__What to do__:
Print every entry exactly as written.

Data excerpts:
....
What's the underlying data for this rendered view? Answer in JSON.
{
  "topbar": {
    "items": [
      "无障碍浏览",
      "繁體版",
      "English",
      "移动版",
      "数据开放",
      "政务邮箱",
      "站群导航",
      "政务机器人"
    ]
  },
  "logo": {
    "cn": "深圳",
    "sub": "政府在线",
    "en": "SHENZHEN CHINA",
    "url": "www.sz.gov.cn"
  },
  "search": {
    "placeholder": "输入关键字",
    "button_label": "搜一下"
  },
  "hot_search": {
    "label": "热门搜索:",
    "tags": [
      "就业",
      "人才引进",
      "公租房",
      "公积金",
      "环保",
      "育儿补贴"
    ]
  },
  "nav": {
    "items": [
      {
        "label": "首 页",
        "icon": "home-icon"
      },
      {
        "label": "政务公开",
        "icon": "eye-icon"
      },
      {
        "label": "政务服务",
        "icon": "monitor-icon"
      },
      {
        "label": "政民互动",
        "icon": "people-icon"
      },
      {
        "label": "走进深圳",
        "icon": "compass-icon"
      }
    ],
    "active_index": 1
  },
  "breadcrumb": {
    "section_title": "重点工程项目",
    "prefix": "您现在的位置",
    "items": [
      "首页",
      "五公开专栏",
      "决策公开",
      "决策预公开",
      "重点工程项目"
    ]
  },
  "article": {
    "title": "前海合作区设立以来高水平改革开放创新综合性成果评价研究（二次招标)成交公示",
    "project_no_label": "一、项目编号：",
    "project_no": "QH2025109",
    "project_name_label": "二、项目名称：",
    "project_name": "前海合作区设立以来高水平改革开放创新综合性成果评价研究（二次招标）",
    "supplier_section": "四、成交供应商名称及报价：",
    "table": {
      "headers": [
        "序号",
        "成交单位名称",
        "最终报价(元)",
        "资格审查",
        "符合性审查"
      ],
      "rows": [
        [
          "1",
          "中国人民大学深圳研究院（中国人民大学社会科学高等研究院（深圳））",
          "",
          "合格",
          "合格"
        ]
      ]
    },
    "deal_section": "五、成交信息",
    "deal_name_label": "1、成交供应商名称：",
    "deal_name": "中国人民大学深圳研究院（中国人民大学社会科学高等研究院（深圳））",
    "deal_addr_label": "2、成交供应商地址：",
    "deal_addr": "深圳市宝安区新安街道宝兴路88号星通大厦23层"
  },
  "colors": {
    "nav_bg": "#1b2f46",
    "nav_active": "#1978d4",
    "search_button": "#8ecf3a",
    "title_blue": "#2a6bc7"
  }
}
....
__Correct output__:
What's the underlying data for this rendered view? Answer in JSON.
{
  "topbar": {
    "items": [
      "无障碍浏览",
      "繁體版",
      "English",
      "移动版",
      "数据开放",
      "政务邮箱",
      "站群导航",
      "政务机器人"
    ]
  },
  "logo": {
    "cn": "深圳",
    "sub": "政府在线",
    "en": "SHENZHEN CHINA",
    "url": "www.sz.gov.cn"
  },
  "search": {
    "placeholder": "输入关键字",
    "button_label": "搜一下"
  },
  "hot_search": {
    "label": "热门搜索:",
    "tags": [
      "就业",
      "人才引进",
      "公租房",
      "公积金",
      "环保",
      "育儿补贴"
    ]
  },
  "nav": {
    "items": [
      {
        "label": "首 页",
        "icon": "home-icon"
      },
      {
        "label": "政务公开",
        "icon": "eye-icon"
      },
      {
        "label": "政务服务",
        "icon": "monitor-icon"
      },
      {
        "label": "政民互动",
        "icon": "people-icon"
      },
      {
        "label": "走进深圳",
        "icon": "compass-icon"
      }
    ],
    "active_index": 1
  },
  "breadcrumb": {
    "section_title": "重点工程项目",
    "prefix": "您现在的位置",
    "items": [
      "首页",
      "五公开专栏",
      "决策公开",
      "决策预公开",
      "重点工程项目"
    ]
  },
  "article": {
    "title": "前海合作区设立以来高水平改革开放创新综合性成果评价研究（二次招标)成交公示",
    "project_no_label": "一、项目编号：",
    "project_no": "QH2025109",
    "project_name_label": "二、项目名称：",
    "project_name": "前海合作区设立以来高水平改革开放创新综合性成果评价研究（二次招标）",
    "supplier_section": "四、成交供应商名称及报价：",
    "table": {
      "headers": [
        "序号",
        "成交单位名称",
        "最终报价(元)",
        "资格审查",
        "符合性审查"
      ],
      "rows": [
        [
          "1",
          "中国人民大学深圳研究院（中国人民大学社会科学高等研究院（深圳））",
          "",
          "合格",
          "合格"
        ]
      ]
    },
    "deal_section": "五、成交信息",
    "deal_name_label": "1、成交供应商名称：",
    "deal_name": "中国人民大学深圳研究院（中国人民大学社会科学高等研究院（深圳））",
    "deal_addr_label": "2、成交供应商地址：",
    "deal_addr": "深圳市宝安区新安街道宝兴路88号星通大厦23层"
  },
  "colors": {
    "nav_bg": "#1b2f46",
    "nav_active": "#1978d4",
    "search_button": "#8ecf3a",
    "title_blue": "#2a6bc7"
  }
}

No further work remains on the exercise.